> PROBLEM DETAILS
Filter the records for lines holding the string "text".
——————————
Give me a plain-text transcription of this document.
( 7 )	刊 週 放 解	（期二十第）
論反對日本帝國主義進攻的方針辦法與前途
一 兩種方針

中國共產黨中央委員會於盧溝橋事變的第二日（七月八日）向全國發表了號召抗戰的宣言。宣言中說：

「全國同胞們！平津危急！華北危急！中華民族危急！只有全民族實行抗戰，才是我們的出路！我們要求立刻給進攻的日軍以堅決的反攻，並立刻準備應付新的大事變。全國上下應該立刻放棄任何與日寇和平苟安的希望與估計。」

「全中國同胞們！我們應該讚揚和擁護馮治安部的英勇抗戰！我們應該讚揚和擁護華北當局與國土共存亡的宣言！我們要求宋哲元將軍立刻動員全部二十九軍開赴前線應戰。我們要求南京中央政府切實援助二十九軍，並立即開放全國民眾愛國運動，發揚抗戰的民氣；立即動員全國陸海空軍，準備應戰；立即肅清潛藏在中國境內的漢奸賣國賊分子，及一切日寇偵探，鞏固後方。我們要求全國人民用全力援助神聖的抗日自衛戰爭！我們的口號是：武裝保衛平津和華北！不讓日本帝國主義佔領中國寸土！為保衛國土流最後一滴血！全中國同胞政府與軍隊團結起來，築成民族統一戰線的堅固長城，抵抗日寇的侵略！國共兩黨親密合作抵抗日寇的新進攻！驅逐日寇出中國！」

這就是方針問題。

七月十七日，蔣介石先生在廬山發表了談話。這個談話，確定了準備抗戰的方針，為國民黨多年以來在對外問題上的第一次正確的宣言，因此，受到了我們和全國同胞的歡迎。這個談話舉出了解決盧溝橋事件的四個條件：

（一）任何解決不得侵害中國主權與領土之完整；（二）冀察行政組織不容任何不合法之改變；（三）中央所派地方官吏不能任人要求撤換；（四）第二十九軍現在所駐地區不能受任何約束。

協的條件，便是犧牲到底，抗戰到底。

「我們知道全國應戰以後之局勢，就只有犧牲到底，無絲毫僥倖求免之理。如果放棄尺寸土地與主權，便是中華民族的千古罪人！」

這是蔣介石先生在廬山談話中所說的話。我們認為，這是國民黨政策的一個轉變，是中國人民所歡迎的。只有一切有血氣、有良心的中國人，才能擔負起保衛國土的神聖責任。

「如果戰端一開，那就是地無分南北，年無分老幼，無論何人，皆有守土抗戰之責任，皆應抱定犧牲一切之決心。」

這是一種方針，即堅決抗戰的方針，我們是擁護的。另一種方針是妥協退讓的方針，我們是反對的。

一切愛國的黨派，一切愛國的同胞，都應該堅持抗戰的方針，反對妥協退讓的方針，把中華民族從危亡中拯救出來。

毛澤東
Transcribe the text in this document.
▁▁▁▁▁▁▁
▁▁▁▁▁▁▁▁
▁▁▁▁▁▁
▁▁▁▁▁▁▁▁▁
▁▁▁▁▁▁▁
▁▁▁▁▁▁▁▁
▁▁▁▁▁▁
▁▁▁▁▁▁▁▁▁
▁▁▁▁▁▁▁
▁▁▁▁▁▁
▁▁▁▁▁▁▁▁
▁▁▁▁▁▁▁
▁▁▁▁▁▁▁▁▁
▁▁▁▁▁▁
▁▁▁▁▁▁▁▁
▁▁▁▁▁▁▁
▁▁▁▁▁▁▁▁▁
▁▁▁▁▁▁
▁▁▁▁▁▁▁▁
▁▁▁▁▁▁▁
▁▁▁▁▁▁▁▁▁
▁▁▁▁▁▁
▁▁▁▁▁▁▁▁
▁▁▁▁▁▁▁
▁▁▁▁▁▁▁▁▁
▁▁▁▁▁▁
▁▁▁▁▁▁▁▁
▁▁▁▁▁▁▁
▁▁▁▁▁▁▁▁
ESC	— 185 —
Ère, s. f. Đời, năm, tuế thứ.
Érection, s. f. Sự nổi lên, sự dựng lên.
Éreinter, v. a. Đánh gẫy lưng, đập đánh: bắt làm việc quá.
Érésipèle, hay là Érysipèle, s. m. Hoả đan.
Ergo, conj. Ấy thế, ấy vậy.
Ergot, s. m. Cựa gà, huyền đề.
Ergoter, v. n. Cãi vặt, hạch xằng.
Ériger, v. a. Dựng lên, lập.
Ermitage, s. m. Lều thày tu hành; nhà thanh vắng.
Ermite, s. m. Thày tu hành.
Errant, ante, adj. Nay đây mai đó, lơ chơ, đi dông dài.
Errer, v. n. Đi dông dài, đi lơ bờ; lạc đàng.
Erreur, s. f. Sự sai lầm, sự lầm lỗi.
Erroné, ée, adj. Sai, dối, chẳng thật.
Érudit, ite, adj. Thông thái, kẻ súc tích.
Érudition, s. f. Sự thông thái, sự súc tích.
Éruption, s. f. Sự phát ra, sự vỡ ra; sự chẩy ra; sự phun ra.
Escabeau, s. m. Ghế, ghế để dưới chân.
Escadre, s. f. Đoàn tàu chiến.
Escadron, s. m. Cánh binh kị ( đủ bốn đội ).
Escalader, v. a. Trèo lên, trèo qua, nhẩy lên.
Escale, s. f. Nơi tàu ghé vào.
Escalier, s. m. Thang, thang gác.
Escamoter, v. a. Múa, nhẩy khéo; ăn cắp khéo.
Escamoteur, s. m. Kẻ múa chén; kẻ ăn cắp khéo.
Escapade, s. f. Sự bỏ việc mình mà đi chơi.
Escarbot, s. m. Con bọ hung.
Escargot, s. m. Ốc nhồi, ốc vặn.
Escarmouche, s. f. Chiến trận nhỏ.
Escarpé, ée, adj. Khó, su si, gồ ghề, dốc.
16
——————————
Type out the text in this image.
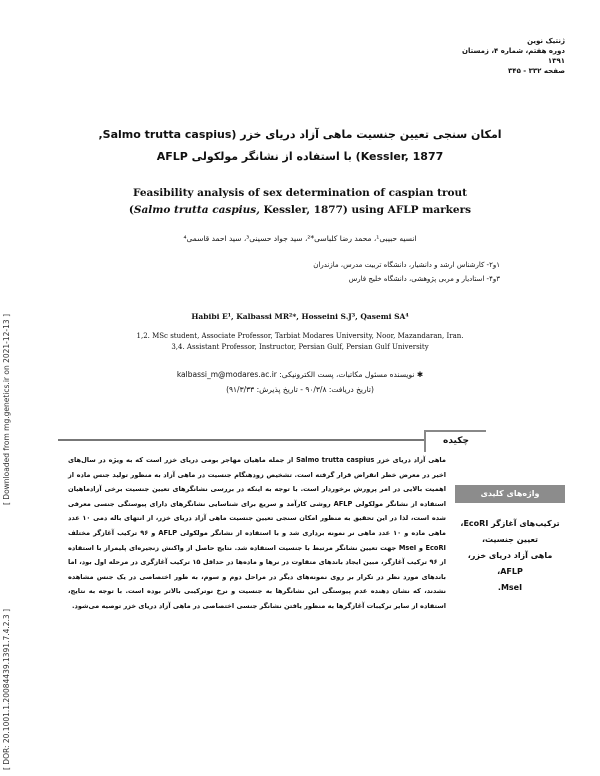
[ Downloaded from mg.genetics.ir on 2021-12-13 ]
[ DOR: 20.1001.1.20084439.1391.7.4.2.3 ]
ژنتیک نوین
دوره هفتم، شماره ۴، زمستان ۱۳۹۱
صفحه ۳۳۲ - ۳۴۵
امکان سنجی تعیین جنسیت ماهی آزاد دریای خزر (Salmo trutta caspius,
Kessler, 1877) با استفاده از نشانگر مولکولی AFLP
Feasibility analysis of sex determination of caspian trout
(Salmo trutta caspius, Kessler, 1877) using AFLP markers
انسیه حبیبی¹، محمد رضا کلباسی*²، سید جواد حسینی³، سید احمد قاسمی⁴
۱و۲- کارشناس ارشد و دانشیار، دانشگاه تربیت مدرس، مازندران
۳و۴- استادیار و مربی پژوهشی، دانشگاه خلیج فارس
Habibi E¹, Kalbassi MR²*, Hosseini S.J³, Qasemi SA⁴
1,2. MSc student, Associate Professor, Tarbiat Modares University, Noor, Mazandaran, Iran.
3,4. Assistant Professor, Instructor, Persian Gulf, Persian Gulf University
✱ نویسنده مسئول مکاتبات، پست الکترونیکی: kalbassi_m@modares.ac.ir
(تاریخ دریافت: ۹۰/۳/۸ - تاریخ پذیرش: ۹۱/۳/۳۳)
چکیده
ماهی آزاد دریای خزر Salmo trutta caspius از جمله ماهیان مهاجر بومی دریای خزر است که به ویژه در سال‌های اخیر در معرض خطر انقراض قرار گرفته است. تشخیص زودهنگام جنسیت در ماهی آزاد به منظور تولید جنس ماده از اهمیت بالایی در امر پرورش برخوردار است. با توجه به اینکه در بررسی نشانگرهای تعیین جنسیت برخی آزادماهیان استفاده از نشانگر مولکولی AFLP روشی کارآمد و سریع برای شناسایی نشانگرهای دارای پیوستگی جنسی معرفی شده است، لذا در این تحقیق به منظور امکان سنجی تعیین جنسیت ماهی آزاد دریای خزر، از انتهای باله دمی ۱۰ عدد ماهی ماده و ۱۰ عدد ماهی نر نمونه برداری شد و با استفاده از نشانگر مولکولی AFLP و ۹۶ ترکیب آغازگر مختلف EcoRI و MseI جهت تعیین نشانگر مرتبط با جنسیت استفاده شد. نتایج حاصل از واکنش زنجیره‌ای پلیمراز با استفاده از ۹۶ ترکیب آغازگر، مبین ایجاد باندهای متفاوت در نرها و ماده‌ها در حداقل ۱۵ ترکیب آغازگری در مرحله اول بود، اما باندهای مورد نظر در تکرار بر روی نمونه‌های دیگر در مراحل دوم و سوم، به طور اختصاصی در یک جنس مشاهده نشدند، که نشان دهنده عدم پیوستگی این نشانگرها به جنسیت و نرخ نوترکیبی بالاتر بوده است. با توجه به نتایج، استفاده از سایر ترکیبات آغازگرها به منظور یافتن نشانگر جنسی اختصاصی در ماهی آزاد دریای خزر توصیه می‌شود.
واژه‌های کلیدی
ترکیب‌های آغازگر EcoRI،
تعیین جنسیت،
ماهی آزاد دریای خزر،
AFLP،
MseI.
——————————
> COMPLETED EXERCISE
Give me a plain-text transcription of this document.
Transcribe the text in this document.
Type out the text in this image.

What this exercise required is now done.